====== Exercise input

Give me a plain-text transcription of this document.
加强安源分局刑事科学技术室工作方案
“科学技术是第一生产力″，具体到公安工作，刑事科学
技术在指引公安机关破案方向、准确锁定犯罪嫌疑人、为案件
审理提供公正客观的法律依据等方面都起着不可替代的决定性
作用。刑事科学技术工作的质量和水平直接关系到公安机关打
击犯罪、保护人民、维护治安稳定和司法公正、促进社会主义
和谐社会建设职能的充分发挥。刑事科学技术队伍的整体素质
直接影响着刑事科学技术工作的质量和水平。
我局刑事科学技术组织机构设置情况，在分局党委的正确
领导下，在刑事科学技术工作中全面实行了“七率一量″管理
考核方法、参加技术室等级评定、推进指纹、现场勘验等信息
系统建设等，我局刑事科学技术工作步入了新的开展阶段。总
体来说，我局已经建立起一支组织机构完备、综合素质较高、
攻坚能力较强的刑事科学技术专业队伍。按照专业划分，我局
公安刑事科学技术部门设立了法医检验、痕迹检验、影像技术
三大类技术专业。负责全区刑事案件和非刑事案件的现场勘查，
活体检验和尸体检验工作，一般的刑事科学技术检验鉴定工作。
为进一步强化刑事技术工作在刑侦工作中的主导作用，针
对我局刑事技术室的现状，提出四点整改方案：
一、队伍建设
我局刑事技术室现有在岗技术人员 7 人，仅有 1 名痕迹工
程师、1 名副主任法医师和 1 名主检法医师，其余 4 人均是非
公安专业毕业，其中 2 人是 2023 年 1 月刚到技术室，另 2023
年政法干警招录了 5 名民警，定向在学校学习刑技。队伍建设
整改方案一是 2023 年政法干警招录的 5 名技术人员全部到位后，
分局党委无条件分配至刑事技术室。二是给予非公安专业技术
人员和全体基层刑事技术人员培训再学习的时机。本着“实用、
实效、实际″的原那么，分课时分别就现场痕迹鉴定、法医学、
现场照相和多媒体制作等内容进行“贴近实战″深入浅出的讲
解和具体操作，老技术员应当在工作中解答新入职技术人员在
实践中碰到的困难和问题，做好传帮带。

============

What is expected
Quote each line above in full, word for word.

The completed task
Give me a plain-text transcription of this document.
加强安源分局刑事科学技术室工作方案
“科学技术是第一生产力″，具体到公安工作，刑事科学
技术在指引公安机关破案方向、准确锁定犯罪嫌疑人、为案件
审理提供公正客观的法律依据等方面都起着不可替代的决定性
作用。刑事科学技术工作的质量和水平直接关系到公安机关打
击犯罪、保护人民、维护治安稳定和司法公正、促进社会主义
和谐社会建设职能的充分发挥。刑事科学技术队伍的整体素质
直接影响着刑事科学技术工作的质量和水平。
我局刑事科学技术组织机构设置情况，在分局党委的正确
领导下，在刑事科学技术工作中全面实行了“七率一量″管理
考核方法、参加技术室等级评定、推进指纹、现场勘验等信息
系统建设等，我局刑事科学技术工作步入了新的开展阶段。总
体来说，我局已经建立起一支组织机构完备、综合素质较高、
攻坚能力较强的刑事科学技术专业队伍。按照专业划分，我局
公安刑事科学技术部门设立了法医检验、痕迹检验、影像技术
三大类技术专业。负责全区刑事案件和非刑事案件的现场勘查，
活体检验和尸体检验工作，一般的刑事科学技术检验鉴定工作。
为进一步强化刑事技术工作在刑侦工作中的主导作用，针
对我局刑事技术室的现状，提出四点整改方案：
一、队伍建设
我局刑事技术室现有在岗技术人员 7 人，仅有 1 名痕迹工
程师、1 名副主任法医师和 1 名主检法医师，其余 4 人均是非
公安专业毕业，其中 2 人是 2023 年 1 月刚到技术室，另 2023
年政法干警招录了 5 名民警，定向在学校学习刑技。队伍建设
整改方案一是 2023 年政法干警招录的 5 名技术人员全部到位后，
分局党委无条件分配至刑事技术室。二是给予非公安专业技术
人员和全体基层刑事技术人员培训再学习的时机。本着“实用、
实效、实际″的原那么，分课时分别就现场痕迹鉴定、法医学、
现场照相和多媒体制作等内容进行“贴近实战″深入浅出的讲
解和具体操作，老技术员应当在工作中解答新入职技术人员在
实践中碰到的困难和问题，做好传帮带。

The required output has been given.